Solicitações »
A – De acordo com a entrevista sobre a sociedade da informação, em qual universidade Alistair Duff leciona?
B – Dê prosseguimento à entrevista sobre a sociedade da informação a partir do ponto em que ela termina.

Fonte »
--------------------
Entrevista a Kaveh Waddell, em The Atlantic | Tradução Eduardo Sukys

O epicentro da revolução da informação é, e sempre foi, o Vale do Silício. Há outros postos avançados de tecnologia, como Seattle, Austin e até mesmo Nova York, mas nenhum deles definiu a sociedade moderna da informação — e foi definido por ela — tão integralmente quando o Vale do Silício.

Idealismo e progresso caracterizavam a revolução em seu berço, logo após a Segunda Guerra Mundial. Os produtos e ideias que surgiram dela — por exemplo email, comércio online, biotecnologia — melhoraram vidas e mudaram a natureza do governo e da economia. Mas em algum momento nas últimas décadas, os valores originais da revolução deram espaço para algo bem diferente. O novo Vale do Silício é grande, é corporativo e deseja devorar seus dados.

Alistair Duff, um professor de sociedade da informação e política na Edinburgh Napier University, na Escócia, afirma que chegamos a uma crise. Duff diz que a liberdade que caracterizou os primeiros dias da revolução da informação começou a ser suplantada pela “dominação da tecnologia da informação sobre os humanos, e a subordinação das pessoas a um imperativo tecnológico”.

Conversei com Duff sobre a mudança nos ideais da sociedade da informação, o papel do governo em regulá-la e sobre sua visita recente ao Vale do Silício. Veja a seguir uma transcrição pouco editada de nossa conversa.

Kaveh Waddell: Em sua pesquisa, você afirma que passamos por uma “revolução da informação”, e ainda desenvolveu uma teoria normativa para entendermos nossa nova sociedade da informação. Por que precisamos desse roteiro?

Alistair Duff: Falta para nós um roteiro para atacar os problemas do século 21. A Revolução Industrial criou bastante pensamento criativo e sistemático sobre como a sociedade deveria funcionar. Acredito que após a revolução da informação, precisamos fazer exatamente o mesmo.
--------------------
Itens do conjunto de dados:
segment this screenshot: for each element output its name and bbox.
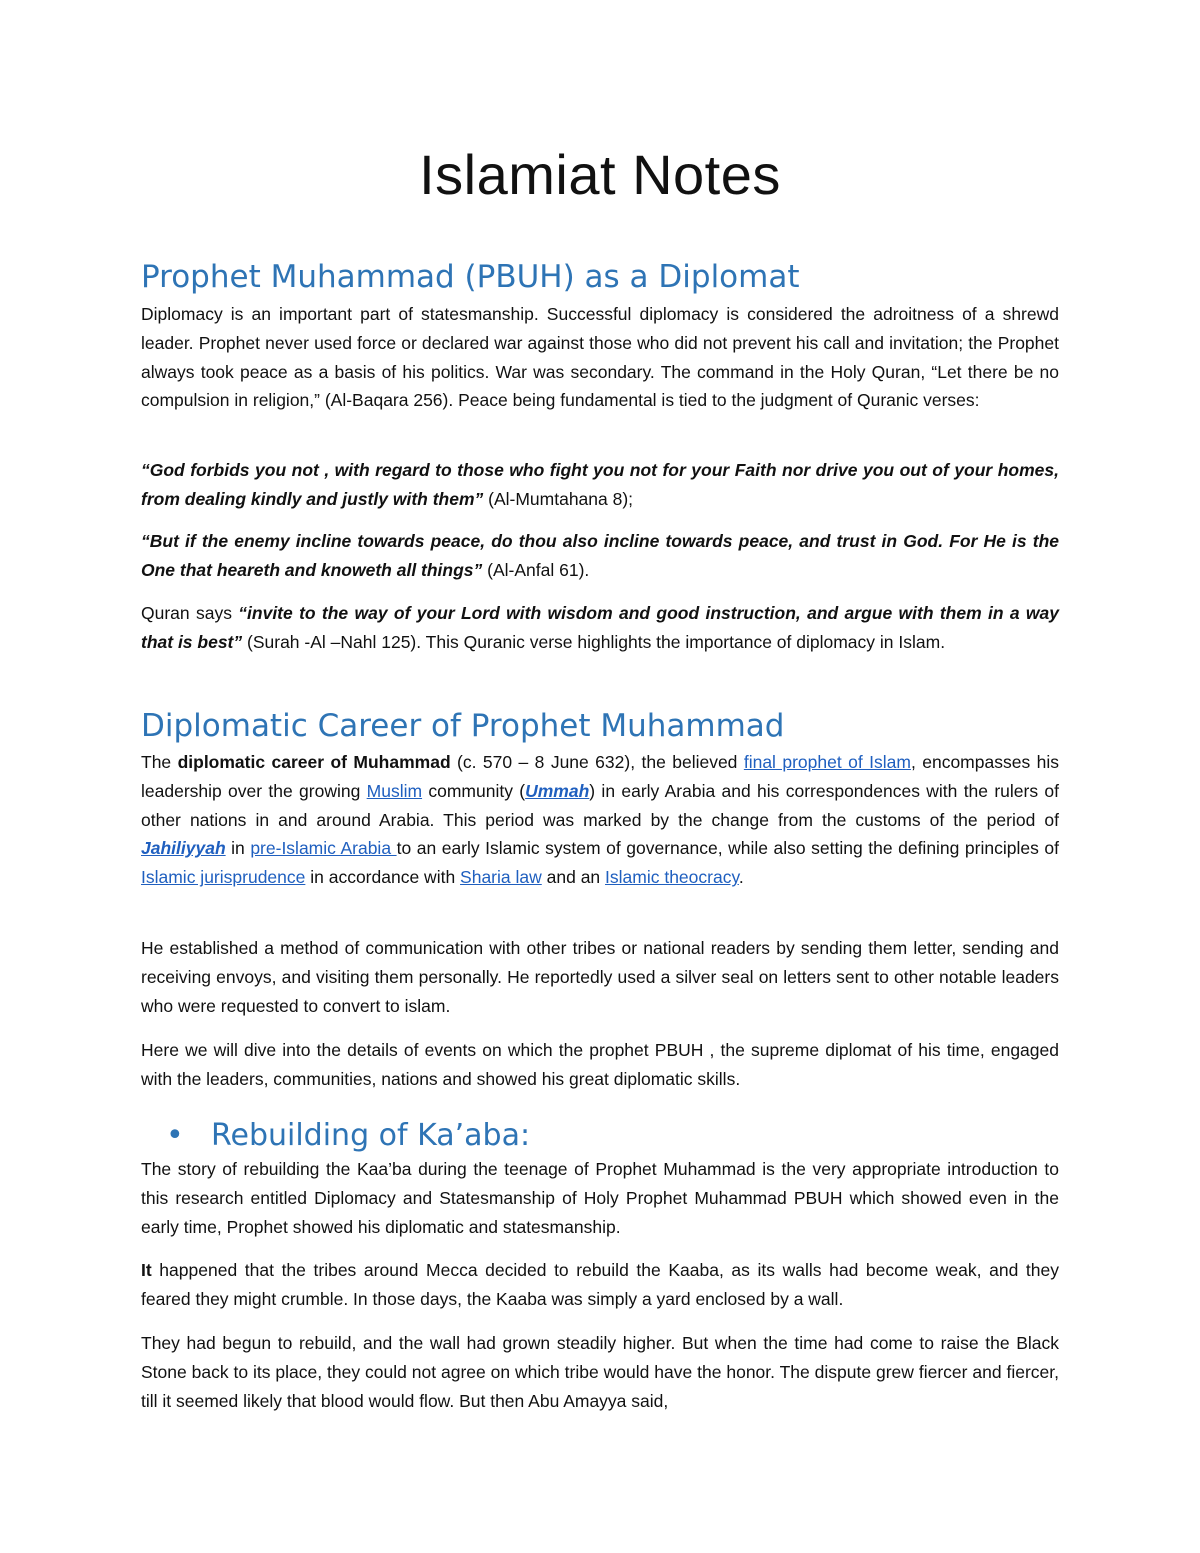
paragraph-diplomacy-intro: Diplomacy is an important part of statesmanship. Successful diplomacy is considered the adroitness of a shrewd leader. Prophet never used force or declared war against those who did not prevent his call and invitation; the Prophet always took peace as a basis of his politics. War was secondary. The command in the Holy Quran, “Let there be no compulsion in religion,” (Al-Baqara 256). Peace being fundamental is tied to the judgment of Quranic verses: bbox=[141, 304, 1059, 411]
link-sharia-law[interactable]: Sharia law bbox=[460, 867, 542, 888]
text-run: The bbox=[141, 752, 178, 772]
paragraph-career bbox=[141, 748, 1059, 892]
heading-text: Rebuilding of Ka’aba: bbox=[211, 1118, 531, 1153]
paragraph-communication: He established a method of communication with other tribes or national readers by sending them letter, sending and receiving envoys, and visiting them personally. He reportedly used a silver seal on letters sent to other notable leaders who were requested to convert to islam. bbox=[141, 938, 1059, 1016]
quote-reference: (Surah -Al –Nahl 125). This Quranic verse highlights the importance of diplomacy in Islam. bbox=[242, 631, 946, 652]
link-final-prophet[interactable]: final prophet of Islam bbox=[743, 752, 911, 772]
text-run: community ( bbox=[422, 780, 526, 801]
document-title: Islamiat Notes bbox=[419, 143, 781, 206]
text-run: (c. 570 – 8 June 632), the believed bbox=[450, 752, 744, 772]
text-run: in bbox=[225, 838, 251, 859]
text-run: . bbox=[738, 867, 744, 888]
quote-text: “But if the enemy incline towards peace, do thou also incline towards peace, and trust in God. For He is the One that heareth and knoweth all things” bbox=[141, 531, 1059, 580]
text-run: ) in early Arabia and his correspondences with the rulers of other nations in and around Arabia. This period was marked by the change from the customs of the period of bbox=[141, 780, 1059, 830]
text-run: and an bbox=[541, 867, 606, 888]
link-islamic-theocracy[interactable]: Islamic theocracy bbox=[605, 867, 739, 888]
link-pre-islamic-arabia[interactable]: pre-Islamic Arabia bbox=[250, 838, 397, 859]
paragraph-black-stone: They had begun to rebuild, and the wall had grown steadily higher. But when the time had come to raise the Black Stone back to its place, they could not agree on which tribe would have the honor. The dispute grew fiercer and fiercer, till it seemed likely that blood would flow. But then Abu Amayya said, bbox=[141, 1333, 1059, 1411]
quote-reference: (Al-Anfal 61). bbox=[482, 559, 590, 580]
link-islamic-jurisprudence[interactable]: Islamic jurisprudence bbox=[141, 867, 306, 888]
text-run: in accordance with bbox=[305, 867, 461, 888]
quote-reference: (Al-Mumtahana 8); bbox=[483, 488, 634, 509]
heading-rebuilding-kaaba bbox=[166, 1116, 530, 1156]
paragraph-details: Here we will dive into the details of events on which the prophet PBUH , the supreme diplomat of his time, engaged with the leaders, communities, nations and showed his great diplomatic skills. bbox=[141, 1040, 1059, 1089]
link-ummah[interactable]: Ummah bbox=[525, 780, 590, 801]
paragraph-tribes-rebuild bbox=[141, 1256, 1059, 1314]
link-jahiliyyah[interactable]: Jahiliyyah bbox=[141, 838, 226, 859]
bullet-icon: • bbox=[166, 1118, 184, 1153]
quote-al-nahl bbox=[141, 599, 1059, 657]
bold-term: diplomatic career of Muhammad bbox=[177, 752, 451, 772]
quote-al-anfal bbox=[141, 527, 1059, 585]
link-muslim[interactable]: Muslim bbox=[366, 780, 423, 801]
heading-prophet-diplomat: Prophet Muhammad (PBUH) as a Diplomat bbox=[141, 259, 800, 295]
bold-start: It bbox=[141, 1260, 152, 1280]
paragraph-kaaba-story: The story of rebuilding the Kaa’ba during the teenage of Prophet Muhammad is the very appropriate introduction to this research entitled Diplomacy and Statesmanship of Holy Prophet Muhammad PBUH which showed even in the early time, Prophet showed his diplomatic and statesmanship. bbox=[141, 1159, 1059, 1237]
quote-text: “God forbids you not , with regard to those who fight you not for your Faith nor drive you out of your homes, from dealing kindly and justly with them” bbox=[141, 460, 1059, 509]
text-run: , encompasses his leadership over the growing bbox=[141, 752, 1059, 801]
quote-al-mumtahana bbox=[141, 456, 1059, 514]
quote-text: “invite to the way of your Lord with wisdom and good instruction, and argue with them in a way that is best” bbox=[141, 603, 1059, 652]
quote-intro: Quran says bbox=[141, 603, 239, 623]
text-run: to an early Islamic system of governance, while also setting the defining principles of bbox=[396, 838, 1059, 859]
text-run: happened that the tribes around Mecca decided to rebuild the Kaaba, as its walls had become weak, and they feared they might crumble. In those days, the Kaaba was simply a yard enclosed by a wall. bbox=[141, 1260, 1059, 1309]
heading-diplomatic-career: Diplomatic Career of Prophet Muhammad bbox=[141, 708, 785, 744]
--------------------
Respostas fornecidas »
A – Na Edinburgh Napier University, na Escócia.

B –
Precisamos olhar para o todo, não apenas para indivíduos trabalhando em sua privacidade, ou para a propriedade intelectual ou a distribuição de informações científicas, ou isso e aquilo; é preciso abordar essa questão de uma forma holística e integrada. Não há muitas pessoas fazendo isso, e eu tentei começar algo assim com a minha Teoria Normativa da Sociedade da Informação (Normative Theory of the Information Society).

Quanto tempo após a Revolução Industrial os filósofos começaram a pensar em uma teoria normativa sobre essas mudanças na sociedade?

O termo “revolução industrial” não existia até [Arnold] Toynbee, o historiador, criá-lo em 1886. Isso foi após o auge do processo. Mas antes dessa era ser batizada dessa forma, houve uma quantidade incrível de respostas criativas ao que eu chamaria de crise normativa da Revolução Industrial.

O movimento socialista pode ser visto como uma forma de humanizar o sistema de fabricação, domar a industrialização e ter certeza de que seria orientada para o bem-estar das pessoas.

Porém, tivemos algo parecido com isso em nossa própria era? Não tivemos. Então, há esse campo aberto.

Durante a exploração de sua teoria, você foi até o Vale do Silício para ver qual era a cara da revolução da informação. Você viu algo durante sua visita que ajudou a entender a sociedade da informação ou de onde ela veio?

Vi muita coisa boa. Eu não condenaria o Vale do Silício: Há bastante inovação acontecendo lá; muitos trabalhos novos sendo criados. O lado positivo do capitalismo está presente em muitos aspectos. É um ambiente bastante agradável.

Mas acho que há um lado obscuro nisso, o que confirmou algumas de minhas teorias sobre a era da informação. Há uma tremenda desigualdade, o que é inaceitável. A desigualdade não pode ser tão grande que se cristalize em distinções de classe, relações de mestre e servo, e acredito que isso já exista no Vale do Silício, até certo ponto.

E acredito que há questões com relação ao abuso de dados. Na verdade, algumas das corporações de informação que eu entrevistei admitiram isso. Há problemas relacionados à propriedade intelectual, preocupações profundas sobre algumas das inovações do Google. Acredito que eles estão tratando os direitos autorais com pouco cuidado, tudo em nome do progresso.

Precisamos de implicantes que façam perguntas diretas e não apenas aceitem a narrativa de progresso do Google, e de outras empresas do vale.

Você entrevistou pessoas importantes que fizeram parte da revolução da informação quando ela estava começando. Elas sempre trazem à tona a importância do idealismo em seus trabalhos. Esse é um valor fundamental da sociedade da informação?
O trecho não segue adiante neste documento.